--- DIRECTION ---
Omit any picture, and return the remaining data exactly as written.

--- DATASET ENTRIES ---

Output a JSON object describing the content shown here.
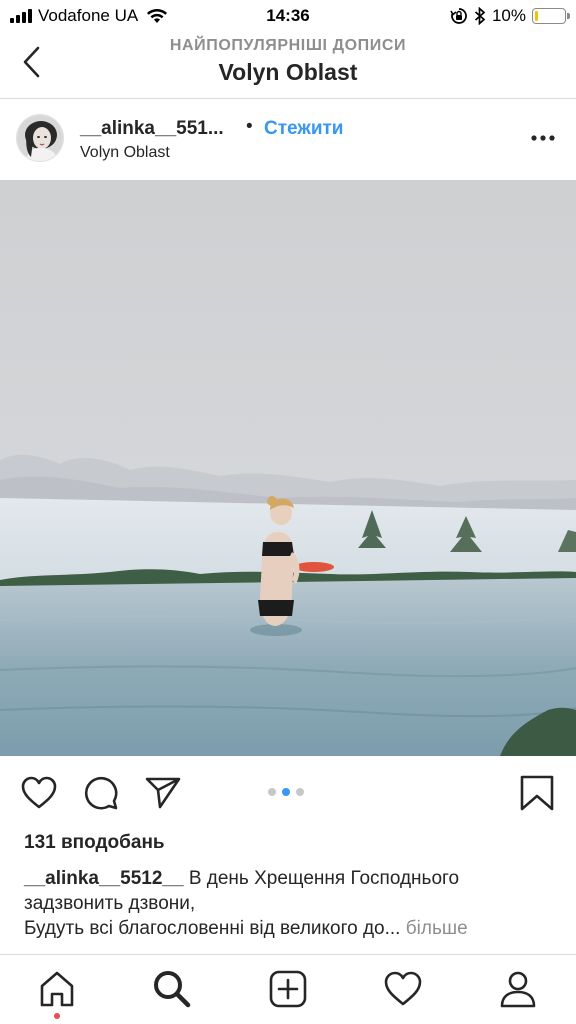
{
  "status_bar": {
    "carrier": "Vodafone UA",
    "time": "14:36",
    "battery_percent": "10%",
    "battery_level": 0.1,
    "icons": [
      "signal-icon",
      "wifi-icon",
      "rotation-lock-icon",
      "bluetooth-icon",
      "battery-icon"
    ]
  },
  "header": {
    "subtitle": "НАЙПОПУЛЯРНІШІ ДОПИСИ",
    "title": "Volyn Oblast",
    "back_icon": "chevron-left-icon"
  },
  "post": {
    "username": "__alinka__551...",
    "separator": "•",
    "follow_label": "Стежити",
    "location": "Volyn Oblast",
    "more_icon": "ellipsis-icon",
    "carousel": {
      "count": 3,
      "active": 2
    },
    "likes": "131 вподобань",
    "caption_user": "__alinka__5512__",
    "caption_line1": " В день Хрещення Господнього задзвонить дзвони,",
    "caption_line2": "Будуть всі благословенні від великого до...",
    "caption_more": "більше",
    "accent_color": "#3897f0"
  },
  "actions": [
    "heart-icon",
    "comment-icon",
    "share-icon",
    "bookmark-icon"
  ],
  "tabbar": [
    "home-icon",
    "search-icon",
    "add-post-icon",
    "activity-heart-icon",
    "profile-icon"
  ]
}
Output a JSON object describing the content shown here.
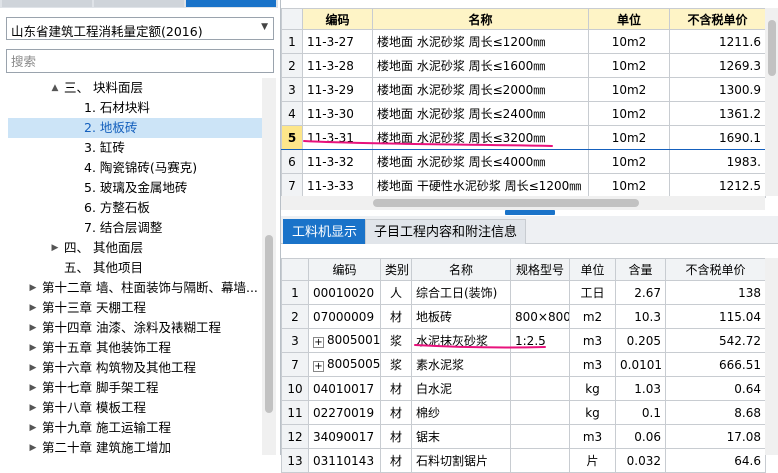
{
  "norm_select": {
    "value": "山东省建筑工程消耗量定额(2016)"
  },
  "search": {
    "placeholder": "搜索"
  },
  "tree": [
    {
      "label": "三、 块料面层",
      "level": 2,
      "arrow": "▲",
      "selected": false
    },
    {
      "label": "1. 石材块料",
      "level": 3,
      "arrow": "",
      "selected": false
    },
    {
      "label": "2. 地板砖",
      "level": 3,
      "arrow": "",
      "selected": true
    },
    {
      "label": "3. 缸砖",
      "level": 3,
      "arrow": "",
      "selected": false
    },
    {
      "label": "4. 陶瓷锦砖(马赛克)",
      "level": 3,
      "arrow": "",
      "selected": false
    },
    {
      "label": "5. 玻璃及金属地砖",
      "level": 3,
      "arrow": "",
      "selected": false
    },
    {
      "label": "6. 方整石板",
      "level": 3,
      "arrow": "",
      "selected": false
    },
    {
      "label": "7. 结合层调整",
      "level": 3,
      "arrow": "",
      "selected": false
    },
    {
      "label": "四、 其他面层",
      "level": 2,
      "arrow": "▶",
      "selected": false
    },
    {
      "label": "五、 其他项目",
      "level": 2,
      "arrow": "",
      "selected": false
    },
    {
      "label": "第十二章 墙、柱面装饰与隔断、幕墙...",
      "level": 1,
      "arrow": "▶",
      "selected": false
    },
    {
      "label": "第十三章 天棚工程",
      "level": 1,
      "arrow": "▶",
      "selected": false
    },
    {
      "label": "第十四章 油漆、涂料及裱糊工程",
      "level": 1,
      "arrow": "▶",
      "selected": false
    },
    {
      "label": "第十五章 其他装饰工程",
      "level": 1,
      "arrow": "▶",
      "selected": false
    },
    {
      "label": "第十六章 构筑物及其他工程",
      "level": 1,
      "arrow": "▶",
      "selected": false
    },
    {
      "label": "第十七章 脚手架工程",
      "level": 1,
      "arrow": "▶",
      "selected": false
    },
    {
      "label": "第十八章 模板工程",
      "level": 1,
      "arrow": "▶",
      "selected": false
    },
    {
      "label": "第十九章 施工运输工程",
      "level": 1,
      "arrow": "▶",
      "selected": false
    },
    {
      "label": "第二十章 建筑施工增加",
      "level": 1,
      "arrow": "▶",
      "selected": false
    }
  ],
  "top_table": {
    "headers": [
      "",
      "编码",
      "名称",
      "单位",
      "不含税单价"
    ],
    "current_row": 4,
    "rows": [
      {
        "idx": "1",
        "code": "11-3-27",
        "name": "楼地面 水泥砂浆 周长≤1200㎜",
        "unit": "10m2",
        "price": "1211.6"
      },
      {
        "idx": "2",
        "code": "11-3-28",
        "name": "楼地面 水泥砂浆 周长≤1600㎜",
        "unit": "10m2",
        "price": "1269.3"
      },
      {
        "idx": "3",
        "code": "11-3-29",
        "name": "楼地面 水泥砂浆 周长≤2000㎜",
        "unit": "10m2",
        "price": "1300.9"
      },
      {
        "idx": "4",
        "code": "11-3-30",
        "name": "楼地面 水泥砂浆 周长≤2400㎜",
        "unit": "10m2",
        "price": "1361.2"
      },
      {
        "idx": "5",
        "code": "11-3-31",
        "name": "楼地面 水泥砂浆 周长≤3200㎜",
        "unit": "10m2",
        "price": "1690.1"
      },
      {
        "idx": "6",
        "code": "11-3-32",
        "name": "楼地面 水泥砂浆 周长≤4000㎜",
        "unit": "10m2",
        "price": "1983."
      },
      {
        "idx": "7",
        "code": "11-3-33",
        "name": "楼地面 干硬性水泥砂浆 周长≤1200㎜",
        "unit": "10m2",
        "price": "1212.5"
      }
    ]
  },
  "bottom_tabs": [
    {
      "label": "工料机显示",
      "active": true
    },
    {
      "label": "子目工程内容和附注信息",
      "active": false
    }
  ],
  "bottom_table": {
    "headers": [
      "",
      "编码",
      "类别",
      "名称",
      "规格型号",
      "单位",
      "含量",
      "不含税单价"
    ],
    "rows": [
      {
        "idx": "1",
        "expand": false,
        "code": "00010020",
        "cat": "人",
        "name": "综合工日(装饰)",
        "spec": "",
        "unit": "工日",
        "qty": "2.67",
        "price": "138"
      },
      {
        "idx": "2",
        "expand": false,
        "code": "07000009",
        "cat": "材",
        "name": "地板砖",
        "spec": "800×800",
        "unit": "m2",
        "qty": "10.3",
        "price": "115.04"
      },
      {
        "idx": "3",
        "expand": true,
        "code": "80050011",
        "cat": "浆",
        "name": "水泥抹灰砂浆",
        "spec": "1:2.5",
        "unit": "m3",
        "qty": "0.205",
        "price": "542.72"
      },
      {
        "idx": "7",
        "expand": true,
        "code": "80050057",
        "cat": "浆",
        "name": "素水泥浆",
        "spec": "",
        "unit": "m3",
        "qty": "0.0101",
        "price": "666.51"
      },
      {
        "idx": "10",
        "expand": false,
        "code": "04010017",
        "cat": "材",
        "name": "白水泥",
        "spec": "",
        "unit": "kg",
        "qty": "1.03",
        "price": "0.64"
      },
      {
        "idx": "11",
        "expand": false,
        "code": "02270019",
        "cat": "材",
        "name": "棉纱",
        "spec": "",
        "unit": "kg",
        "qty": "0.1",
        "price": "8.68"
      },
      {
        "idx": "12",
        "expand": false,
        "code": "34090017",
        "cat": "材",
        "name": "锯末",
        "spec": "",
        "unit": "m3",
        "qty": "0.06",
        "price": "17.08"
      },
      {
        "idx": "13",
        "expand": false,
        "code": "03110143",
        "cat": "材",
        "name": "石料切割锯片",
        "spec": "",
        "unit": "片",
        "qty": "0.032",
        "price": "64.6"
      }
    ]
  },
  "colors": {
    "accent": "#1a73c9",
    "header_yellow": "#fef4c6",
    "selection": "#cce4f7",
    "annotation": "#e8127c"
  }
}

--- WORKED ANSWER ---
Output a JSON object describing the content shown here.
{
  "status_bar": {
    "carrier": "Vodafone UA",
    "time": "14:36",
    "battery_percent": "10%",
    "battery_level": 0.1,
    "icons": [
      "signal-icon",
      "wifi-icon",
      "rotation-lock-icon",
      "bluetooth-icon",
      "battery-icon"
    ]
  },
  "header": {
    "subtitle": "НАЙПОПУЛЯРНІШІ ДОПИСИ",
    "title": "Volyn Oblast",
    "back_icon": "chevron-left-icon"
  },
  "post": {
    "username": "__alinka__551...",
    "separator": "•",
    "follow_label": "Стежити",
    "location": "Volyn Oblast",
    "more_icon": "ellipsis-icon",
    "carousel": {
      "count": 3,
      "active": 2
    },
    "likes": "131 вподобань",
    "caption_user": "__alinka__5512__",
    "caption_line1": " В день Хрещення Господнього задзвонить дзвони,",
    "caption_line2": "Будуть всі благословенні від великого до...",
    "caption_more": "більше",
    "accent_color": "#3897f0"
  },
  "actions": [
    "heart-icon",
    "comment-icon",
    "share-icon",
    "bookmark-icon"
  ],
  "tabbar": [
    "home-icon",
    "search-icon",
    "add-post-icon",
    "activity-heart-icon",
    "profile-icon"
  ]
}
Output a JSON object describing the content shown here.
{
  "norm_select": {
    "value": "山东省建筑工程消耗量定额(2016)"
  },
  "search": {
    "placeholder": "搜索"
  },
  "tree": [
    {
      "label": "三、 块料面层",
      "level": 2,
      "arrow": "▲",
      "selected": false
    },
    {
      "label": "1. 石材块料",
      "level": 3,
      "arrow": "",
      "selected": false
    },
    {
      "label": "2. 地板砖",
      "level": 3,
      "arrow": "",
      "selected": true
    },
    {
      "label": "3. 缸砖",
      "level": 3,
      "arrow": "",
      "selected": false
    },
    {
      "label": "4. 陶瓷锦砖(马赛克)",
      "level": 3,
      "arrow": "",
      "selected": false
    },
    {
      "label": "5. 玻璃及金属地砖",
      "level": 3,
      "arrow": "",
      "selected": false
    },
    {
      "label": "6. 方整石板",
      "level": 3,
      "arrow": "",
      "selected": false
    },
    {
      "label": "7. 结合层调整",
      "level": 3,
      "arrow": "",
      "selected": false
    },
    {
      "label": "四、 其他面层",
      "level": 2,
      "arrow": "▶",
      "selected": false
    },
    {
      "label": "五、 其他项目",
      "level": 2,
      "arrow": "",
      "selected": false
    },
    {
      "label": "第十二章 墙、柱面装饰与隔断、幕墙...",
      "level": 1,
      "arrow": "▶",
      "selected": false
    },
    {
      "label": "第十三章 天棚工程",
      "level": 1,
      "arrow": "▶",
      "selected": false
    },
    {
      "label": "第十四章 油漆、涂料及裱糊工程",
      "level": 1,
      "arrow": "▶",
      "selected": false
    },
    {
      "label": "第十五章 其他装饰工程",
      "level": 1,
      "arrow": "▶",
      "selected": false
    },
    {
      "label": "第十六章 构筑物及其他工程",
      "level": 1,
      "arrow": "▶",
      "selected": false
    },
    {
      "label": "第十七章 脚手架工程",
      "level": 1,
      "arrow": "▶",
      "selected": false
    },
    {
      "label": "第十八章 模板工程",
      "level": 1,
      "arrow": "▶",
      "selected": false
    },
    {
      "label": "第十九章 施工运输工程",
      "level": 1,
      "arrow": "▶",
      "selected": false
    },
    {
      "label": "第二十章 建筑施工增加",
      "level": 1,
      "arrow": "▶",
      "selected": false
    }
  ],
  "top_table": {
    "headers": [
      "",
      "编码",
      "名称",
      "单位",
      "不含税单价"
    ],
    "current_row": 4,
    "rows": [
      {
        "idx": "1",
        "code": "11-3-27",
        "name": "楼地面 水泥砂浆 周长≤1200㎜",
        "unit": "10m2",
        "price": "1211.6"
      },
      {
        "idx": "2",
        "code": "11-3-28",
        "name": "楼地面 水泥砂浆 周长≤1600㎜",
        "unit": "10m2",
        "price": "1269.3"
      },
      {
        "idx": "3",
        "code": "11-3-29",
        "name": "楼地面 水泥砂浆 周长≤2000㎜",
        "unit": "10m2",
        "price": "1300.9"
      },
      {
        "idx": "4",
        "code": "11-3-30",
        "name": "楼地面 水泥砂浆 周长≤2400㎜",
        "unit": "10m2",
        "price": "1361.2"
      },
      {
        "idx": "5",
        "code": "11-3-31",
        "name": "楼地面 水泥砂浆 周长≤3200㎜",
        "unit": "10m2",
        "price": "1690.1"
      },
      {
        "idx": "6",
        "code": "11-3-32",
        "name": "楼地面 水泥砂浆 周长≤4000㎜",
        "unit": "10m2",
        "price": "1983."
      },
      {
        "idx": "7",
        "code": "11-3-33",
        "name": "楼地面 干硬性水泥砂浆 周长≤1200㎜",
        "unit": "10m2",
        "price": "1212.5"
      }
    ]
  },
  "bottom_tabs": [
    {
      "label": "工料机显示",
      "active": true
    },
    {
      "label": "子目工程内容和附注信息",
      "active": false
    }
  ],
  "bottom_table": {
    "headers": [
      "",
      "编码",
      "类别",
      "名称",
      "规格型号",
      "单位",
      "含量",
      "不含税单价"
    ],
    "rows": [
      {
        "idx": "1",
        "expand": false,
        "code": "00010020",
        "cat": "人",
        "name": "综合工日(装饰)",
        "spec": "",
        "unit": "工日",
        "qty": "2.67",
        "price": "138"
      },
      {
        "idx": "2",
        "expand": false,
        "code": "07000009",
        "cat": "材",
        "name": "地板砖",
        "spec": "800×800",
        "unit": "m2",
        "qty": "10.3",
        "price": "115.04"
      },
      {
        "idx": "3",
        "expand": true,
        "code": "80050011",
        "cat": "浆",
        "name": "水泥抹灰砂浆",
        "spec": "1:2.5",
        "unit": "m3",
        "qty": "0.205",
        "price": "542.72"
      },
      {
        "idx": "7",
        "expand": true,
        "code": "80050057",
        "cat": "浆",
        "name": "素水泥浆",
        "spec": "",
        "unit": "m3",
        "qty": "0.0101",
        "price": "666.51"
      },
      {
        "idx": "10",
        "expand": false,
        "code": "04010017",
        "cat": "材",
        "name": "白水泥",
        "spec": "",
        "unit": "kg",
        "qty": "1.03",
        "price": "0.64"
      },
      {
        "idx": "11",
        "expand": false,
        "code": "02270019",
        "cat": "材",
        "name": "棉纱",
        "spec": "",
        "unit": "kg",
        "qty": "0.1",
        "price": "8.68"
      },
      {
        "idx": "12",
        "expand": false,
        "code": "34090017",
        "cat": "材",
        "name": "锯末",
        "spec": "",
        "unit": "m3",
        "qty": "0.06",
        "price": "17.08"
      },
      {
        "idx": "13",
        "expand": false,
        "code": "03110143",
        "cat": "材",
        "name": "石料切割锯片",
        "spec": "",
        "unit": "片",
        "qty": "0.032",
        "price": "64.6"
      }
    ]
  },
  "colors": {
    "accent": "#1a73c9",
    "header_yellow": "#fef4c6",
    "selection": "#cce4f7",
    "annotation": "#e8127c"
  }
}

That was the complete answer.